**Exercise details**
Look below for the line with "Extract the structured", and from there restate every line word for word until the entries end.

:: Rows ::

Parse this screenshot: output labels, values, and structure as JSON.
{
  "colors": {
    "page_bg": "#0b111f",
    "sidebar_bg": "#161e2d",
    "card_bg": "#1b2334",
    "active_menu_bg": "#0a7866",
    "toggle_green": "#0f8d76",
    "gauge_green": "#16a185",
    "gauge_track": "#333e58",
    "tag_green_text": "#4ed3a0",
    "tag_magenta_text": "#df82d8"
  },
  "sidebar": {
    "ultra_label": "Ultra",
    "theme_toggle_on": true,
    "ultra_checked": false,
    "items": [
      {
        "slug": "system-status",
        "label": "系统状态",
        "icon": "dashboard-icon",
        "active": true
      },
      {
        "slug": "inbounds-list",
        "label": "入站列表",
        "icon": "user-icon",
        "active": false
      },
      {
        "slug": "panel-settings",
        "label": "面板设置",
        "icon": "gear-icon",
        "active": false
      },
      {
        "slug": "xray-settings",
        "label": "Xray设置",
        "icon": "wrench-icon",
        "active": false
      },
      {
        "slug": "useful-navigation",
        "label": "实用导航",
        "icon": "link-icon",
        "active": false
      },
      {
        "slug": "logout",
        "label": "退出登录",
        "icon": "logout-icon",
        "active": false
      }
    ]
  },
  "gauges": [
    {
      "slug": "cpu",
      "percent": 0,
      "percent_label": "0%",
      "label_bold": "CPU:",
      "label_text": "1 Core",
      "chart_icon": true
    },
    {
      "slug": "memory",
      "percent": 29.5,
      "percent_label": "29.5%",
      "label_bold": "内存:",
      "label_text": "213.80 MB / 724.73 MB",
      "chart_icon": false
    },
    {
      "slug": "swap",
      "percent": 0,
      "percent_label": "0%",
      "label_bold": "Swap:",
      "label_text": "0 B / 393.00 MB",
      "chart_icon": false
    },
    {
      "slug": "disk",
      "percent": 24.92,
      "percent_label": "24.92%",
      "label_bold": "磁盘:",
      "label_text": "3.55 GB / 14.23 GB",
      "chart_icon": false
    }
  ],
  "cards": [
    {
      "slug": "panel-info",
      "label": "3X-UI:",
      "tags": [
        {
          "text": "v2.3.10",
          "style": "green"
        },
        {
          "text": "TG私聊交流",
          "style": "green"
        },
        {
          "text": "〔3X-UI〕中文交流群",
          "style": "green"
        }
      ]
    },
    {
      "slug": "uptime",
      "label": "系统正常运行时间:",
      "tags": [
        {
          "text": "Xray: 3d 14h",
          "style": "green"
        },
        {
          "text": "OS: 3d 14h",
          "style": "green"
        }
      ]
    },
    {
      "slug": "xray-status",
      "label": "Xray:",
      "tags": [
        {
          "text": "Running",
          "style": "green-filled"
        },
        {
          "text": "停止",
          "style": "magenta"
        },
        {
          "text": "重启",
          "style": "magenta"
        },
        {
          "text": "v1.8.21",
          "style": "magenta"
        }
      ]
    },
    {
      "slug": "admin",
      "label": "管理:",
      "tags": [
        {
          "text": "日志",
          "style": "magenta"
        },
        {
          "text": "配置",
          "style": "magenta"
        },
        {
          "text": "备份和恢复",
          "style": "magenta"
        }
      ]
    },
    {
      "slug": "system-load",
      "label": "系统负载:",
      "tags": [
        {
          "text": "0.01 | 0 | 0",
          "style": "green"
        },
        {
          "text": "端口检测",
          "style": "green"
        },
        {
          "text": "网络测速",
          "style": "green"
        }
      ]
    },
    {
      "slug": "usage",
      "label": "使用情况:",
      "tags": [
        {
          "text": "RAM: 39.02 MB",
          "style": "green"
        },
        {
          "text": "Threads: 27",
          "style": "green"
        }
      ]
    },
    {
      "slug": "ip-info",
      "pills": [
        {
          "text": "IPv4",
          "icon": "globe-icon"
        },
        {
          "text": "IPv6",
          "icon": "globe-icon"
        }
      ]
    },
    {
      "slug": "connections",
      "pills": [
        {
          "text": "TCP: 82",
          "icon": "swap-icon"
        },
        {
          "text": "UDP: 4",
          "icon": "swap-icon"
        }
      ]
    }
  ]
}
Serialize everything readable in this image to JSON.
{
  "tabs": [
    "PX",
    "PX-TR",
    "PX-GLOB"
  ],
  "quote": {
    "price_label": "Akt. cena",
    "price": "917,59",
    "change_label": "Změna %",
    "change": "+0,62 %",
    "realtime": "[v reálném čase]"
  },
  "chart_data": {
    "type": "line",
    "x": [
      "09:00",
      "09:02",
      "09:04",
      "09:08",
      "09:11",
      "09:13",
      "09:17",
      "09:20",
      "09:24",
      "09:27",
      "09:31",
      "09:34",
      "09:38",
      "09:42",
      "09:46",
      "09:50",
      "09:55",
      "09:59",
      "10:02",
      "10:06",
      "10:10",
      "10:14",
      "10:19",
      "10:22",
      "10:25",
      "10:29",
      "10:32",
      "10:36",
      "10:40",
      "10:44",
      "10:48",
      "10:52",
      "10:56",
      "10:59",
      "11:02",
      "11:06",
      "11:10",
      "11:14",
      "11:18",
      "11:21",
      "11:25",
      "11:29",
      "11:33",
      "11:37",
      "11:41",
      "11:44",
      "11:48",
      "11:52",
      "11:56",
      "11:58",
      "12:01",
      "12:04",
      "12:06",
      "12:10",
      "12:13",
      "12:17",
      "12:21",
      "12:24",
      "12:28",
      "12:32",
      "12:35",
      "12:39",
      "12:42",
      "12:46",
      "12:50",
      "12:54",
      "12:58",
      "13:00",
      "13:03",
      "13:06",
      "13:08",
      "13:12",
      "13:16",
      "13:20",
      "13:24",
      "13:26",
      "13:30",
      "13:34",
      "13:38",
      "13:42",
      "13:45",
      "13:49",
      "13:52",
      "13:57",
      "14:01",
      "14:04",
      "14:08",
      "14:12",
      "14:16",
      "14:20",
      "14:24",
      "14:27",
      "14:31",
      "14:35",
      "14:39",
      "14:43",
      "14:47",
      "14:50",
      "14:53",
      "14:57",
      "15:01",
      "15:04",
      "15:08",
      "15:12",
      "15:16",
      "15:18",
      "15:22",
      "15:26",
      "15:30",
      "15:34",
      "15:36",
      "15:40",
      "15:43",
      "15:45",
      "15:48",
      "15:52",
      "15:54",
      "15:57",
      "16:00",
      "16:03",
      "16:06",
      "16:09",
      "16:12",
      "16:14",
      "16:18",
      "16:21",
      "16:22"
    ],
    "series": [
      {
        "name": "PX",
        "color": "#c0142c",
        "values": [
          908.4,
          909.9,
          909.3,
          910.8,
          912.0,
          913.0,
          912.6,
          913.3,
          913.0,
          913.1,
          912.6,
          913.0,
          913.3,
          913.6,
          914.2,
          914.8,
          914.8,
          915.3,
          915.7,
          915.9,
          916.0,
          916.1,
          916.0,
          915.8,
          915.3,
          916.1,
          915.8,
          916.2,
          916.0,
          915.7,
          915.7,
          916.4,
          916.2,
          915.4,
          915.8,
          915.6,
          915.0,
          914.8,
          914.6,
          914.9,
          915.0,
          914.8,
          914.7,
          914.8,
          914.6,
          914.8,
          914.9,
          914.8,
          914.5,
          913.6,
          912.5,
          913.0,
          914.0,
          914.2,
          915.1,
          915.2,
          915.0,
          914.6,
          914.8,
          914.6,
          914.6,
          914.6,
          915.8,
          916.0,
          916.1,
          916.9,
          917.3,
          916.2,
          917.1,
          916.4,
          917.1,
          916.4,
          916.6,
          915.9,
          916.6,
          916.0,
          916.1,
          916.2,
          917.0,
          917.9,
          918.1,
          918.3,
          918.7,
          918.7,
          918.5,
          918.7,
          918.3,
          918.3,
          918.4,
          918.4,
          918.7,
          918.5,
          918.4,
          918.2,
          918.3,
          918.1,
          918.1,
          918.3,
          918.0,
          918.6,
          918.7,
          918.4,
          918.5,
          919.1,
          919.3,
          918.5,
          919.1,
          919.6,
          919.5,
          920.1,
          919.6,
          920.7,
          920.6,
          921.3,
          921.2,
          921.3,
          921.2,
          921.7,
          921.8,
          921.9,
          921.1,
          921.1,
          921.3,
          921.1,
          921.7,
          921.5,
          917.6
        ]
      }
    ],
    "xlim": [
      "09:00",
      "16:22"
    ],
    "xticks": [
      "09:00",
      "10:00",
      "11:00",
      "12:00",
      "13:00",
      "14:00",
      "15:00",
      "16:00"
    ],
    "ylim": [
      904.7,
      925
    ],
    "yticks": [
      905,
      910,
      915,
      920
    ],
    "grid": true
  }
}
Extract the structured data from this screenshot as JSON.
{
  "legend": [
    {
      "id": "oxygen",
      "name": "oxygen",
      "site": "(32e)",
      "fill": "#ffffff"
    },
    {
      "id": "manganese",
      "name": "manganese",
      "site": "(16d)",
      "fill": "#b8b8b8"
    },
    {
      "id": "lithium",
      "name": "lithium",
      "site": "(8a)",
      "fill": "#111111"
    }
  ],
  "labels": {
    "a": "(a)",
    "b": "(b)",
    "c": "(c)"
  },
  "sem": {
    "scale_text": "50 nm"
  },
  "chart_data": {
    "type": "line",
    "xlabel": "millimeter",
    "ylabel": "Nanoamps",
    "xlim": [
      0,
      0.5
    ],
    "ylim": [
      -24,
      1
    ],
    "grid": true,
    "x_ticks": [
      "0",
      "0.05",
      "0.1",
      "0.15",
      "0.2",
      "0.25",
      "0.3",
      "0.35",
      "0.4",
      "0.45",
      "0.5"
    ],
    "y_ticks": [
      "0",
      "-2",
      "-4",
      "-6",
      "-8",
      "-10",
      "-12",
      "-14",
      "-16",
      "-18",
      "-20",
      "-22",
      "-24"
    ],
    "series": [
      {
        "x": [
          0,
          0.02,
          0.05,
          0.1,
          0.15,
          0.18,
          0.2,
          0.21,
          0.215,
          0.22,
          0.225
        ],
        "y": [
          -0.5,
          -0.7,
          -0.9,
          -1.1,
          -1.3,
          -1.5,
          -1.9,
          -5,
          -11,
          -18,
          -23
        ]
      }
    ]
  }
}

:::

**Result for this task**
Extract the structured data from this screenshot as JSON.
{
  "legend": [
    {
      "id": "oxygen",
      "name": "oxygen",
      "site": "(32e)",
      "fill": "#ffffff"
    },
    {
      "id": "manganese",
      "name": "manganese",
      "site": "(16d)",
      "fill": "#b8b8b8"
    },
    {
      "id": "lithium",
      "name": "lithium",
      "site": "(8a)",
      "fill": "#111111"
    }
  ],
  "labels": {
    "a": "(a)",
    "b": "(b)",
    "c": "(c)"
  },
  "sem": {
    "scale_text": "50 nm"
  },
  "chart_data": {
    "type": "line",
    "xlabel": "millimeter",
    "ylabel": "Nanoamps",
    "xlim": [
      0,
      0.5
    ],
    "ylim": [
      -24,
      1
    ],
    "grid": true,
    "x_ticks": [
      "0",
      "0.05",
      "0.1",
      "0.15",
      "0.2",
      "0.25",
      "0.3",
      "0.35",
      "0.4",
      "0.45",
      "0.5"
    ],
    "y_ticks": [
      "0",
      "-2",
      "-4",
      "-6",
      "-8",
      "-10",
      "-12",
      "-14",
      "-16",
      "-18",
      "-20",
      "-22",
      "-24"
    ],
    "series": [
      {
        "x": [
          0,
          0.02,
          0.05,
          0.1,
          0.15,
          0.18,
          0.2,
          0.21,
          0.215,
          0.22,
          0.225
        ],
        "y": [
          -0.5,
          -0.7,
          -0.9,
          -1.1,
          -1.3,
          -1.5,
          -1.9,
          -5,
          -11,
          -18,
          -23
        ]
      }
    ]
  }
}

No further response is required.